++++ ROWS

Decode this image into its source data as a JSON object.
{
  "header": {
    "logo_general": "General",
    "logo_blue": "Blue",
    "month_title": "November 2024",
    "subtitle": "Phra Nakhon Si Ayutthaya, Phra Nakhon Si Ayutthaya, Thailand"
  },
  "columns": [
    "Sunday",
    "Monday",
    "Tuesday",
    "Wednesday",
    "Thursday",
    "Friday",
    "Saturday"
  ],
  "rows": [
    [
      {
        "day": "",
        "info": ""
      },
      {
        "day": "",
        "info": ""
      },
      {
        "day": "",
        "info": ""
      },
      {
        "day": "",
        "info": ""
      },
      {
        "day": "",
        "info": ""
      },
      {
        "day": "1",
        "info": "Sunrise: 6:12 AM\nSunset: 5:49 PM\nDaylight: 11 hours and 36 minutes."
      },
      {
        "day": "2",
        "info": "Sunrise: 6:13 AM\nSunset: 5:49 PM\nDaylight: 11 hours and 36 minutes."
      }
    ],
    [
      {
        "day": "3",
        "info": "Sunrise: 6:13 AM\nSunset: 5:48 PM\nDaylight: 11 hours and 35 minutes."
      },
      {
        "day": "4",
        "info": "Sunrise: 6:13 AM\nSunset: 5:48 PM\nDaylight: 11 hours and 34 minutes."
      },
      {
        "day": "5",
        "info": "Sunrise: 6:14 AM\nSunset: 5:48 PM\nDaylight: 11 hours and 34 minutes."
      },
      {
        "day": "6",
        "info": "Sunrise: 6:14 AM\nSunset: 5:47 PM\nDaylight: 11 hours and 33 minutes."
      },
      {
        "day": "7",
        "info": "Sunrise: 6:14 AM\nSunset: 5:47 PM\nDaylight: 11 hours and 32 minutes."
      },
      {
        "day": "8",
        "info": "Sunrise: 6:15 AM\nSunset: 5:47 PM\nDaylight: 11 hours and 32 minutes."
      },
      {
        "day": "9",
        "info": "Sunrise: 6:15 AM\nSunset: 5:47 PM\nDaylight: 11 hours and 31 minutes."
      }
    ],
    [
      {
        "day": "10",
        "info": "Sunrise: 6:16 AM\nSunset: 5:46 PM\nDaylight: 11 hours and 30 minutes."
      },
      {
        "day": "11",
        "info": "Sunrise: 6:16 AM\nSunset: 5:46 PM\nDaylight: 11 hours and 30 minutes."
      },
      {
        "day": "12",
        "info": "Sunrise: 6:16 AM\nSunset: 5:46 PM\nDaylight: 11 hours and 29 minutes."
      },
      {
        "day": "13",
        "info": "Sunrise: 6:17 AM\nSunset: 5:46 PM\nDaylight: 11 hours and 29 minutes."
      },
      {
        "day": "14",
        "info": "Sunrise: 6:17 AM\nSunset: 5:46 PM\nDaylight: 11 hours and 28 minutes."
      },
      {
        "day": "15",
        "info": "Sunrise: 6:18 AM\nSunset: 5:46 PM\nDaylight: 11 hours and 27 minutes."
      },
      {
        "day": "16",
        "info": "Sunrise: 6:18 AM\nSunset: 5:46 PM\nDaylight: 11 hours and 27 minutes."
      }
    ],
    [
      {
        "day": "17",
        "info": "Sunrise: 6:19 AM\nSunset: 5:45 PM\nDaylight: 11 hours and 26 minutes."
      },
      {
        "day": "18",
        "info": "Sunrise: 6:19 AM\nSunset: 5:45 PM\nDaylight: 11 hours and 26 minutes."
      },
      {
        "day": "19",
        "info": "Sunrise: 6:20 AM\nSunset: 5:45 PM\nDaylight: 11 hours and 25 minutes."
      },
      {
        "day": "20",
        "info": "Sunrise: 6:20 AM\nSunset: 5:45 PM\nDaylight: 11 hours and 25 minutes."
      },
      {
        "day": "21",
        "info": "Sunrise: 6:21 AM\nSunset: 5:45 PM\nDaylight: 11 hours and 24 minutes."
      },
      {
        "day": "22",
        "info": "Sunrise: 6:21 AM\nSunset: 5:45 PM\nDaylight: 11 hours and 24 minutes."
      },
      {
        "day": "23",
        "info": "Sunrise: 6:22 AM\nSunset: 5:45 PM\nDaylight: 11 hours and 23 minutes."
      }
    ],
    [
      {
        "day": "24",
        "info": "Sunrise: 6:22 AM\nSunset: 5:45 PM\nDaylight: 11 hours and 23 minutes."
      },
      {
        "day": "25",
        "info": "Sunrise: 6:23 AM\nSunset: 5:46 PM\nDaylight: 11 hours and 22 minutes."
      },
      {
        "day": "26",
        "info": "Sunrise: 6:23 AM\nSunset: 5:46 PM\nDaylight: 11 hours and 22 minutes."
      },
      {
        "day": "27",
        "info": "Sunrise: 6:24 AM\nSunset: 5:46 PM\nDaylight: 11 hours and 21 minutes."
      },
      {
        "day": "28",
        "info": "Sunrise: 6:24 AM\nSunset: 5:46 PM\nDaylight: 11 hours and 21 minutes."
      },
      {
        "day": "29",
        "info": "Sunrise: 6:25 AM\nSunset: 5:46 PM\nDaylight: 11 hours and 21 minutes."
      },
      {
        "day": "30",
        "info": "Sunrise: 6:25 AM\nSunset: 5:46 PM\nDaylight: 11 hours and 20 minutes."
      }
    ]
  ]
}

++++++++

Every entry should be output exactly as written, please.

# EXERCISE RESPONSE
Decode this image into its source data as a JSON object.
{
  "header": {
    "logo_general": "General",
    "logo_blue": "Blue",
    "month_title": "November 2024",
    "subtitle": "Phra Nakhon Si Ayutthaya, Phra Nakhon Si Ayutthaya, Thailand"
  },
  "columns": [
    "Sunday",
    "Monday",
    "Tuesday",
    "Wednesday",
    "Thursday",
    "Friday",
    "Saturday"
  ],
  "rows": [
    [
      {
        "day": "",
        "info": ""
      },
      {
        "day": "",
        "info": ""
      },
      {
        "day": "",
        "info": ""
      },
      {
        "day": "",
        "info": ""
      },
      {
        "day": "",
        "info": ""
      },
      {
        "day": "1",
        "info": "Sunrise: 6:12 AM\nSunset: 5:49 PM\nDaylight: 11 hours and 36 minutes."
      },
      {
        "day": "2",
        "info": "Sunrise: 6:13 AM\nSunset: 5:49 PM\nDaylight: 11 hours and 36 minutes."
      }
    ],
    [
      {
        "day": "3",
        "info": "Sunrise: 6:13 AM\nSunset: 5:48 PM\nDaylight: 11 hours and 35 minutes."
      },
      {
        "day": "4",
        "info": "Sunrise: 6:13 AM\nSunset: 5:48 PM\nDaylight: 11 hours and 34 minutes."
      },
      {
        "day": "5",
        "info": "Sunrise: 6:14 AM\nSunset: 5:48 PM\nDaylight: 11 hours and 34 minutes."
      },
      {
        "day": "6",
        "info": "Sunrise: 6:14 AM\nSunset: 5:47 PM\nDaylight: 11 hours and 33 minutes."
      },
      {
        "day": "7",
        "info": "Sunrise: 6:14 AM\nSunset: 5:47 PM\nDaylight: 11 hours and 32 minutes."
      },
      {
        "day": "8",
        "info": "Sunrise: 6:15 AM\nSunset: 5:47 PM\nDaylight: 11 hours and 32 minutes."
      },
      {
        "day": "9",
        "info": "Sunrise: 6:15 AM\nSunset: 5:47 PM\nDaylight: 11 hours and 31 minutes."
      }
    ],
    [
      {
        "day": "10",
        "info": "Sunrise: 6:16 AM\nSunset: 5:46 PM\nDaylight: 11 hours and 30 minutes."
      },
      {
        "day": "11",
        "info": "Sunrise: 6:16 AM\nSunset: 5:46 PM\nDaylight: 11 hours and 30 minutes."
      },
      {
        "day": "12",
        "info": "Sunrise: 6:16 AM\nSunset: 5:46 PM\nDaylight: 11 hours and 29 minutes."
      },
      {
        "day": "13",
        "info": "Sunrise: 6:17 AM\nSunset: 5:46 PM\nDaylight: 11 hours and 29 minutes."
      },
      {
        "day": "14",
        "info": "Sunrise: 6:17 AM\nSunset: 5:46 PM\nDaylight: 11 hours and 28 minutes."
      },
      {
        "day": "15",
        "info": "Sunrise: 6:18 AM\nSunset: 5:46 PM\nDaylight: 11 hours and 27 minutes."
      },
      {
        "day": "16",
        "info": "Sunrise: 6:18 AM\nSunset: 5:46 PM\nDaylight: 11 hours and 27 minutes."
      }
    ],
    [
      {
        "day": "17",
        "info": "Sunrise: 6:19 AM\nSunset: 5:45 PM\nDaylight: 11 hours and 26 minutes."
      },
      {
        "day": "18",
        "info": "Sunrise: 6:19 AM\nSunset: 5:45 PM\nDaylight: 11 hours and 26 minutes."
      },
      {
        "day": "19",
        "info": "Sunrise: 6:20 AM\nSunset: 5:45 PM\nDaylight: 11 hours and 25 minutes."
      },
      {
        "day": "20",
        "info": "Sunrise: 6:20 AM\nSunset: 5:45 PM\nDaylight: 11 hours and 25 minutes."
      },
      {
        "day": "21",
        "info": "Sunrise: 6:21 AM\nSunset: 5:45 PM\nDaylight: 11 hours and 24 minutes."
      },
      {
        "day": "22",
        "info": "Sunrise: 6:21 AM\nSunset: 5:45 PM\nDaylight: 11 hours and 24 minutes."
      },
      {
        "day": "23",
        "info": "Sunrise: 6:22 AM\nSunset: 5:45 PM\nDaylight: 11 hours and 23 minutes."
      }
    ],
    [
      {
        "day": "24",
        "info": "Sunrise: 6:22 AM\nSunset: 5:45 PM\nDaylight: 11 hours and 23 minutes."
      },
      {
        "day": "25",
        "info": "Sunrise: 6:23 AM\nSunset: 5:46 PM\nDaylight: 11 hours and 22 minutes."
      },
      {
        "day": "26",
        "info": "Sunrise: 6:23 AM\nSunset: 5:46 PM\nDaylight: 11 hours and 22 minutes."
      },
      {
        "day": "27",
        "info": "Sunrise: 6:24 AM\nSunset: 5:46 PM\nDaylight: 11 hours and 21 minutes."
      },
      {
        "day": "28",
        "info": "Sunrise: 6:24 AM\nSunset: 5:46 PM\nDaylight: 11 hours and 21 minutes."
      },
      {
        "day": "29",
        "info": "Sunrise: 6:25 AM\nSunset: 5:46 PM\nDaylight: 11 hours and 21 minutes."
      },
      {
        "day": "30",
        "info": "Sunrise: 6:25 AM\nSunset: 5:46 PM\nDaylight: 11 hours and 20 minutes."
      }
    ]
  ]
}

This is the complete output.